WHAT YOU SHOULD DO: Return every line below in which "document" appears.

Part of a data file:
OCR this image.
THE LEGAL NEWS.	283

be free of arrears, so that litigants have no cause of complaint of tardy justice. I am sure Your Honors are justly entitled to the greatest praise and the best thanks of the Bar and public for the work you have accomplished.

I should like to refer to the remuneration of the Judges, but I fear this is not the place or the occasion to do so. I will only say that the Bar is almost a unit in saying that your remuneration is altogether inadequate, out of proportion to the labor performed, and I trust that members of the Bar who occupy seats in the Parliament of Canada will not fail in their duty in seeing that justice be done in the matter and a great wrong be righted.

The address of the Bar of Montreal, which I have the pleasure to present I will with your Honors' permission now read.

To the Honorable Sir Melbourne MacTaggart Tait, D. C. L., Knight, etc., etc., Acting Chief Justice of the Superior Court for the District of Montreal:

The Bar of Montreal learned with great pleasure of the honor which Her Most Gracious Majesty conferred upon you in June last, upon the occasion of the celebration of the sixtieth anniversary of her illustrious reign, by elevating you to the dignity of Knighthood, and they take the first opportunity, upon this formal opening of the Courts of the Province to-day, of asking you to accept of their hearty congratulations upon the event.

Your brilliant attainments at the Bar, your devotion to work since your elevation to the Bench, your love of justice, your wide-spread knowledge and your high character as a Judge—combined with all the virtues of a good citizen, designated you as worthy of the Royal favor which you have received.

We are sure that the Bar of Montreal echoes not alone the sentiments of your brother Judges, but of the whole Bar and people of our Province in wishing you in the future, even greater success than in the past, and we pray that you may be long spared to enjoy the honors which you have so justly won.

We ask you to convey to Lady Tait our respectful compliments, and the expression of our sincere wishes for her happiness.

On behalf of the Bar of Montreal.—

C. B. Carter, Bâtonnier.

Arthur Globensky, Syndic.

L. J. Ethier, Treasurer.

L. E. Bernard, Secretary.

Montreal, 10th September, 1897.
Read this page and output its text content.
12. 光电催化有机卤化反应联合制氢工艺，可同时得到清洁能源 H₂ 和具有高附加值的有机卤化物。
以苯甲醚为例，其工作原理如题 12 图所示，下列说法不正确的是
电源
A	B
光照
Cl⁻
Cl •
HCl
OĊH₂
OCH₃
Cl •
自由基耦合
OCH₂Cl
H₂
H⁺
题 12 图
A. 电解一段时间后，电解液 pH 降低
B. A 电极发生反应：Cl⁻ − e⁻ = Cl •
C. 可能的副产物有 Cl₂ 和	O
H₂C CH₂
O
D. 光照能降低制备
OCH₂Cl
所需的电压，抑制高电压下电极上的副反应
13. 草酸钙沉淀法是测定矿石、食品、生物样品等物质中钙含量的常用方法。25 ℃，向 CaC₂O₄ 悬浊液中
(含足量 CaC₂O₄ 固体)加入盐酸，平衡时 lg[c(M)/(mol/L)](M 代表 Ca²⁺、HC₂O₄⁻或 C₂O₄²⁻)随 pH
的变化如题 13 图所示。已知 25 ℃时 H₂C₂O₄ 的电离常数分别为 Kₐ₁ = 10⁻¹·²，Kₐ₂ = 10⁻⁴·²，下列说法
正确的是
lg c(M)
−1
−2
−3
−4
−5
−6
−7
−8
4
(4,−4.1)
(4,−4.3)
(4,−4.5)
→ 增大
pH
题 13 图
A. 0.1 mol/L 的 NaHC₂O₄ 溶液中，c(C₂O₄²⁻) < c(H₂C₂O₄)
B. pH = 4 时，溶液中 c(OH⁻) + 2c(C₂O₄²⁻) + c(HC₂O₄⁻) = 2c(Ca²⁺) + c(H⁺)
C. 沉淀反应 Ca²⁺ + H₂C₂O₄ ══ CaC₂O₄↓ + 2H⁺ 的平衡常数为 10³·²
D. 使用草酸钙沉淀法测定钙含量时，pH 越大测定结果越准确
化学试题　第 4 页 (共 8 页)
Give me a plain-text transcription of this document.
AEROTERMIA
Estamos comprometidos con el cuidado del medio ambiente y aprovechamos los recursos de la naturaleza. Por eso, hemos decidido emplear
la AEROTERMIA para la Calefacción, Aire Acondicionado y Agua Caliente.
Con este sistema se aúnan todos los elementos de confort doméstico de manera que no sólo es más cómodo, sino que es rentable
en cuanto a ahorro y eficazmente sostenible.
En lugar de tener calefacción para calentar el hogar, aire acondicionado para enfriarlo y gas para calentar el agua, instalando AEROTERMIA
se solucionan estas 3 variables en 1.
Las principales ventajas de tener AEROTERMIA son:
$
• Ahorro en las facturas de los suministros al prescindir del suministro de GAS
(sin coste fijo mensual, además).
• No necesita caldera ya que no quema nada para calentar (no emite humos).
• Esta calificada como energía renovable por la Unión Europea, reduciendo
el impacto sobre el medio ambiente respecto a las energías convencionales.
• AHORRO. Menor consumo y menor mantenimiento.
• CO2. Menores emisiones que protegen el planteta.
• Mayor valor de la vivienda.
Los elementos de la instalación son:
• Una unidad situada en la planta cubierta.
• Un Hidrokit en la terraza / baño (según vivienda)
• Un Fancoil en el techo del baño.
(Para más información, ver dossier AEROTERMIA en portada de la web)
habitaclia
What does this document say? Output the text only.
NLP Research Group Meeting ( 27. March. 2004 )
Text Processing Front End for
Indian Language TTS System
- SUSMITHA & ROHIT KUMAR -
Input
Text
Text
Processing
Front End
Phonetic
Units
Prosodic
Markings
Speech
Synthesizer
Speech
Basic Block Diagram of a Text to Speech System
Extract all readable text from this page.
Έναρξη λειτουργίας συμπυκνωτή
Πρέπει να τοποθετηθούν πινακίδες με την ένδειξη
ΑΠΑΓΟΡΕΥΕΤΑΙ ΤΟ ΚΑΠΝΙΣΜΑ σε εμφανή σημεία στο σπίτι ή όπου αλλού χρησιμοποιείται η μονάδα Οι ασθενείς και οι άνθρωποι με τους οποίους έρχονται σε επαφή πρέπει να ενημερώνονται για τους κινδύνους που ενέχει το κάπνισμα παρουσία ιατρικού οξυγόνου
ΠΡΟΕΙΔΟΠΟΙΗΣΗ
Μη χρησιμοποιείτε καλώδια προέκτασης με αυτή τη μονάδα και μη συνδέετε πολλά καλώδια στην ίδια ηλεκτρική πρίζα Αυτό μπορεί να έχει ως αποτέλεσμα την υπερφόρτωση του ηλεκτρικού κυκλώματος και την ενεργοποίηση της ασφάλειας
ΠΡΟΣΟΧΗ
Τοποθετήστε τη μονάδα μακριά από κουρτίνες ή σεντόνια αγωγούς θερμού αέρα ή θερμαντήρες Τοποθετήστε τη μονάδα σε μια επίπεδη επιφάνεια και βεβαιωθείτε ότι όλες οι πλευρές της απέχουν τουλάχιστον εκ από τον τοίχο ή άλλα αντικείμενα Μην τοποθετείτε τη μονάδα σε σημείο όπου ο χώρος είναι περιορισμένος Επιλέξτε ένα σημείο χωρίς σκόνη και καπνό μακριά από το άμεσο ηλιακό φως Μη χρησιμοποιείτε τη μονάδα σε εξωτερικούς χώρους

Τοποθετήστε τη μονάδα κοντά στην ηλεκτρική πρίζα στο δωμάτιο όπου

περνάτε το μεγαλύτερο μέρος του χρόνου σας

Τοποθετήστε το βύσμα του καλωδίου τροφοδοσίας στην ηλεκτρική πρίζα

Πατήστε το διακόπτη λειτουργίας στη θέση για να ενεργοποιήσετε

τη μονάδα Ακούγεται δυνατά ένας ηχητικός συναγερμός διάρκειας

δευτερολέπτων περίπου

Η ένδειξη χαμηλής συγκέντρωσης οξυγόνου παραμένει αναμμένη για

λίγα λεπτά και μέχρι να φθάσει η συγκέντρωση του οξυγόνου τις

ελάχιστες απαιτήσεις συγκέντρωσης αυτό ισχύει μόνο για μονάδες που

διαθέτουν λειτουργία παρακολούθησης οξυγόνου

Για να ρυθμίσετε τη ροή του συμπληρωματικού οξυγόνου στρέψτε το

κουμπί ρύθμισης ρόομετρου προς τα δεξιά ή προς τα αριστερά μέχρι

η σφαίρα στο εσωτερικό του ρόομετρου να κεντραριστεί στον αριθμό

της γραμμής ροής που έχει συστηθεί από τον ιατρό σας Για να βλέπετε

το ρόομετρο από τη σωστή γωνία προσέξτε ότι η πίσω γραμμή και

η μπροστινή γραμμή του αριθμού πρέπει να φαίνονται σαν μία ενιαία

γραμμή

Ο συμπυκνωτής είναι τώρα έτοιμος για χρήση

SOLVED PROBLEM:
Give me a plain-text transcription of this document.
What does this document say? Output the text only.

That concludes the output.